** Start of Extracted data **

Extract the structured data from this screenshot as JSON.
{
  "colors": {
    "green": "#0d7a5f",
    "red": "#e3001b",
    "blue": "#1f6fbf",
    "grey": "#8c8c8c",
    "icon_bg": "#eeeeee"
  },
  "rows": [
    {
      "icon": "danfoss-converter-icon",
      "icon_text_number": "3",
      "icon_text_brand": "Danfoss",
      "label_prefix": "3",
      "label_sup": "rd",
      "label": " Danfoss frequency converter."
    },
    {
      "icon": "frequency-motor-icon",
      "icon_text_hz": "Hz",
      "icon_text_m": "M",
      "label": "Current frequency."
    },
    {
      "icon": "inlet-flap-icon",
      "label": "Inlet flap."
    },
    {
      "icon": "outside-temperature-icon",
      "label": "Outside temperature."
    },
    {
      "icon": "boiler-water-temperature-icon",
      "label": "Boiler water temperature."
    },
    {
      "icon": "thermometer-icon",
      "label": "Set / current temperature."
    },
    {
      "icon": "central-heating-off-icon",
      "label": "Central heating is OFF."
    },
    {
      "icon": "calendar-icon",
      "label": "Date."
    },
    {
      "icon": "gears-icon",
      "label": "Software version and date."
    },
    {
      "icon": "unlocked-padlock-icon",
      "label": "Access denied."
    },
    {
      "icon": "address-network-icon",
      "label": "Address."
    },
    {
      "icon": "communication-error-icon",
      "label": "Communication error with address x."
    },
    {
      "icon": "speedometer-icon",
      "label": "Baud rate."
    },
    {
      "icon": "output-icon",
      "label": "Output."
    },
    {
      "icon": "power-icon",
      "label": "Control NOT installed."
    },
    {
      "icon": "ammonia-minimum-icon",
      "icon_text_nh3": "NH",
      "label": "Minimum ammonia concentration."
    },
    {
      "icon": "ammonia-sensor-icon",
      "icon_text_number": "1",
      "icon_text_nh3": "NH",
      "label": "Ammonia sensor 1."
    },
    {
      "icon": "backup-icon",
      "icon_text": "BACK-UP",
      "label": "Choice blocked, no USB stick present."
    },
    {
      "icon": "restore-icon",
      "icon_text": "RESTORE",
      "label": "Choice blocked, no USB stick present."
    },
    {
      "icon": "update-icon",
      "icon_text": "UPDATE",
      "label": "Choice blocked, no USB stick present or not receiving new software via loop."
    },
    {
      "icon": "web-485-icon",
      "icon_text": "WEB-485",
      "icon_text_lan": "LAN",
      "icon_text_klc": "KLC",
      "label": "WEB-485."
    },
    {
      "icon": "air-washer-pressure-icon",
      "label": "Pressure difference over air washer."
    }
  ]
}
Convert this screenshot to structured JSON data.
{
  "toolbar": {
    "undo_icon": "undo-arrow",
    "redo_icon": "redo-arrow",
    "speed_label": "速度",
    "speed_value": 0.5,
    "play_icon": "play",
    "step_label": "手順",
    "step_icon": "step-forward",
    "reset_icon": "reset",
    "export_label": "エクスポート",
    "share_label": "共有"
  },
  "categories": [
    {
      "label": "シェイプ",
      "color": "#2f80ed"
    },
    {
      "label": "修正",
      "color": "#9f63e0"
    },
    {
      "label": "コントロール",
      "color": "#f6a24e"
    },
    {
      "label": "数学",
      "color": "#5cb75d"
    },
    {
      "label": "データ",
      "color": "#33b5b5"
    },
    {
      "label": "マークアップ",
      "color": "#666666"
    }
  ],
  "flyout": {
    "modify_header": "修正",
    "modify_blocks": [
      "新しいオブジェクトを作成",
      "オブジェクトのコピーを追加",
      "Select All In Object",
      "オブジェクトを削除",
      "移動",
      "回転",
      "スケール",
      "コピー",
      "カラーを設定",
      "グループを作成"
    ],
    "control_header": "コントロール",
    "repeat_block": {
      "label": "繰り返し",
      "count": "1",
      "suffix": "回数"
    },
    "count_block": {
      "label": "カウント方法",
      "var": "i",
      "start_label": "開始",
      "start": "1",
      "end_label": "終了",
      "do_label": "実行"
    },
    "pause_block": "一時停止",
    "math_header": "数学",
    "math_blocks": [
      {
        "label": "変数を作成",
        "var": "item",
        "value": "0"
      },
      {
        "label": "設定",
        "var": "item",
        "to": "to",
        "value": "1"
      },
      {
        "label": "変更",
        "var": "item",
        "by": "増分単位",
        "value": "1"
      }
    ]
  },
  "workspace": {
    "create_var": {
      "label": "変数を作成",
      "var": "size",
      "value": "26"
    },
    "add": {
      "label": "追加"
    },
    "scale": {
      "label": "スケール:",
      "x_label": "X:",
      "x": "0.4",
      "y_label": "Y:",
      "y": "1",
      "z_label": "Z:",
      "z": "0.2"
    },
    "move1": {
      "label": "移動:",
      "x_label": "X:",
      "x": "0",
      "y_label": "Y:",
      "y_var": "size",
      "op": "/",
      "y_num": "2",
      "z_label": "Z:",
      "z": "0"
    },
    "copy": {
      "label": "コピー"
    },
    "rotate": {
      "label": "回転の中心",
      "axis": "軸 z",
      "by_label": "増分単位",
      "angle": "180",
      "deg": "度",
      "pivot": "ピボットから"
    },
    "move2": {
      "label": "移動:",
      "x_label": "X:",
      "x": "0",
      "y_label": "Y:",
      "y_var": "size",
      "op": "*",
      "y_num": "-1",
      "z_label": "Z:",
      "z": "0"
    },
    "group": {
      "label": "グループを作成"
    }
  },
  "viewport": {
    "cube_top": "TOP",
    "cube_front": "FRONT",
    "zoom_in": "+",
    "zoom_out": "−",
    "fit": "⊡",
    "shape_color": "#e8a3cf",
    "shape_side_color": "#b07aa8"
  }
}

** End of Extracted data **

**Exercise**
Copy all of the data. Keep every word exactly as it is.

**Exercise result**
Extract the structured data from this screenshot as JSON.
{
  "colors": {
    "green": "#0d7a5f",
    "red": "#e3001b",
    "blue": "#1f6fbf",
    "grey": "#8c8c8c",
    "icon_bg": "#eeeeee"
  },
  "rows": [
    {
      "icon": "danfoss-converter-icon",
      "icon_text_number": "3",
      "icon_text_brand": "Danfoss",
      "label_prefix": "3",
      "label_sup": "rd",
      "label": " Danfoss frequency converter."
    },
    {
      "icon": "frequency-motor-icon",
      "icon_text_hz": "Hz",
      "icon_text_m": "M",
      "label": "Current frequency."
    },
    {
      "icon": "inlet-flap-icon",
      "label": "Inlet flap."
    },
    {
      "icon": "outside-temperature-icon",
      "label": "Outside temperature."
    },
    {
      "icon": "boiler-water-temperature-icon",
      "label": "Boiler water temperature."
    },
    {
      "icon": "thermometer-icon",
      "label": "Set / current temperature."
    },
    {
      "icon": "central-heating-off-icon",
      "label": "Central heating is OFF."
    },
    {
      "icon": "calendar-icon",
      "label": "Date."
    },
    {
      "icon": "gears-icon",
      "label": "Software version and date."
    },
    {
      "icon": "unlocked-padlock-icon",
      "label": "Access denied."
    },
    {
      "icon": "address-network-icon",
      "label": "Address."
    },
    {
      "icon": "communication-error-icon",
      "label": "Communication error with address x."
    },
    {
      "icon": "speedometer-icon",
      "label": "Baud rate."
    },
    {
      "icon": "output-icon",
      "label": "Output."
    },
    {
      "icon": "power-icon",
      "label": "Control NOT installed."
    },
    {
      "icon": "ammonia-minimum-icon",
      "icon_text_nh3": "NH",
      "label": "Minimum ammonia concentration."
    },
    {
      "icon": "ammonia-sensor-icon",
      "icon_text_number": "1",
      "icon_text_nh3": "NH",
      "label": "Ammonia sensor 1."
    },
    {
      "icon": "backup-icon",
      "icon_text": "BACK-UP",
      "label": "Choice blocked, no USB stick present."
    },
    {
      "icon": "restore-icon",
      "icon_text": "RESTORE",
      "label": "Choice blocked, no USB stick present."
    },
    {
      "icon": "update-icon",
      "icon_text": "UPDATE",
      "label": "Choice blocked, no USB stick present or not receiving new software via loop."
    },
    {
      "icon": "web-485-icon",
      "icon_text": "WEB-485",
      "icon_text_lan": "LAN",
      "icon_text_klc": "KLC",
      "label": "WEB-485."
    },
    {
      "icon": "air-washer-pressure-icon",
      "label": "Pressure difference over air washer."
    }
  ]
}
Convert this screenshot to structured JSON data.
{
  "toolbar": {
    "undo_icon": "undo-arrow",
    "redo_icon": "redo-arrow",
    "speed_label": "速度",
    "speed_value": 0.5,
    "play_icon": "play",
    "step_label": "手順",
    "step_icon": "step-forward",
    "reset_icon": "reset",
    "export_label": "エクスポート",
    "share_label": "共有"
  },
  "categories": [
    {
      "label": "シェイプ",
      "color": "#2f80ed"
    },
    {
      "label": "修正",
      "color": "#9f63e0"
    },
    {
      "label": "コントロール",
      "color": "#f6a24e"
    },
    {
      "label": "数学",
      "color": "#5cb75d"
    },
    {
      "label": "データ",
      "color": "#33b5b5"
    },
    {
      "label": "マークアップ",
      "color": "#666666"
    }
  ],
  "flyout": {
    "modify_header": "修正",
    "modify_blocks": [
      "新しいオブジェクトを作成",
      "オブジェクトのコピーを追加",
      "Select All In Object",
      "オブジェクトを削除",
      "移動",
      "回転",
      "スケール",
      "コピー",
      "カラーを設定",
      "グループを作成"
    ],
    "control_header": "コントロール",
    "repeat_block": {
      "label": "繰り返し",
      "count": "1",
      "suffix": "回数"
    },
    "count_block": {
      "label": "カウント方法",
      "var": "i",
      "start_label": "開始",
      "start": "1",
      "end_label": "終了",
      "do_label": "実行"
    },
    "pause_block": "一時停止",
    "math_header": "数学",
    "math_blocks": [
      {
        "label": "変数を作成",
        "var": "item",
        "value": "0"
      },
      {
        "label": "設定",
        "var": "item",
        "to": "to",
        "value": "1"
      },
      {
        "label": "変更",
        "var": "item",
        "by": "増分単位",
        "value": "1"
      }
    ]
  },
  "workspace": {
    "create_var": {
      "label": "変数を作成",
      "var": "size",
      "value": "26"
    },
    "add": {
      "label": "追加"
    },
    "scale": {
      "label": "スケール:",
      "x_label": "X:",
      "x": "0.4",
      "y_label": "Y:",
      "y": "1",
      "z_label": "Z:",
      "z": "0.2"
    },
    "move1": {
      "label": "移動:",
      "x_label": "X:",
      "x": "0",
      "y_label": "Y:",
      "y_var": "size",
      "op": "/",
      "y_num": "2",
      "z_label": "Z:",
      "z": "0"
    },
    "copy": {
      "label": "コピー"
    },
    "rotate": {
      "label": "回転の中心",
      "axis": "軸 z",
      "by_label": "増分単位",
      "angle": "180",
      "deg": "度",
      "pivot": "ピボットから"
    },
    "move2": {
      "label": "移動:",
      "x_label": "X:",
      "x": "0",
      "y_label": "Y:",
      "y_var": "size",
      "op": "*",
      "y_num": "-1",
      "z_label": "Z:",
      "z": "0"
    },
    "group": {
      "label": "グループを作成"
    }
  },
  "viewport": {
    "cube_top": "TOP",
    "cube_front": "FRONT",
    "zoom_in": "+",
    "zoom_out": "−",
    "fit": "⊡",
    "shape_color": "#e8a3cf",
    "shape_side_color": "#b07aa8"
  }
}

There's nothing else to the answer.